Entries with figure data:
<<<<

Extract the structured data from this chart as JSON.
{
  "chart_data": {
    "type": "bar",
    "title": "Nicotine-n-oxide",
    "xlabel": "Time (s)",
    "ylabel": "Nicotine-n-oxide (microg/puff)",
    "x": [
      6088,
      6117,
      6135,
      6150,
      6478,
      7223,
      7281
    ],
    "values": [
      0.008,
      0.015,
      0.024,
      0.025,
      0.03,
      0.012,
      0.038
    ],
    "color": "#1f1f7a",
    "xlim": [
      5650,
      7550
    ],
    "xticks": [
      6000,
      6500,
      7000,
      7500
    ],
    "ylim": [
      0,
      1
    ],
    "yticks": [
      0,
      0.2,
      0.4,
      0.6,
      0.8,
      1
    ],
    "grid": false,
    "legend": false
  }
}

>>>>

> EXERCISE INSTRUCTIONS: Retype the entries one by one, exactly.

> TASK OUTPUT:
Extract the structured data from this chart as JSON.
{
  "chart_data": {
    "type": "bar",
    "title": "Nicotine-n-oxide",
    "xlabel": "Time (s)",
    "ylabel": "Nicotine-n-oxide (microg/puff)",
    "x": [
      6088,
      6117,
      6135,
      6150,
      6478,
      7223,
      7281
    ],
    "values": [
      0.008,
      0.015,
      0.024,
      0.025,
      0.03,
      0.012,
      0.038
    ],
    "color": "#1f1f7a",
    "xlim": [
      5650,
      7550
    ],
    "xticks": [
      6000,
      6500,
      7000,
      7500
    ],
    "ylim": [
      0,
      1
    ],
    "yticks": [
      0,
      0.2,
      0.4,
      0.6,
      0.8,
      1
    ],
    "grid": false,
    "legend": false
  }
}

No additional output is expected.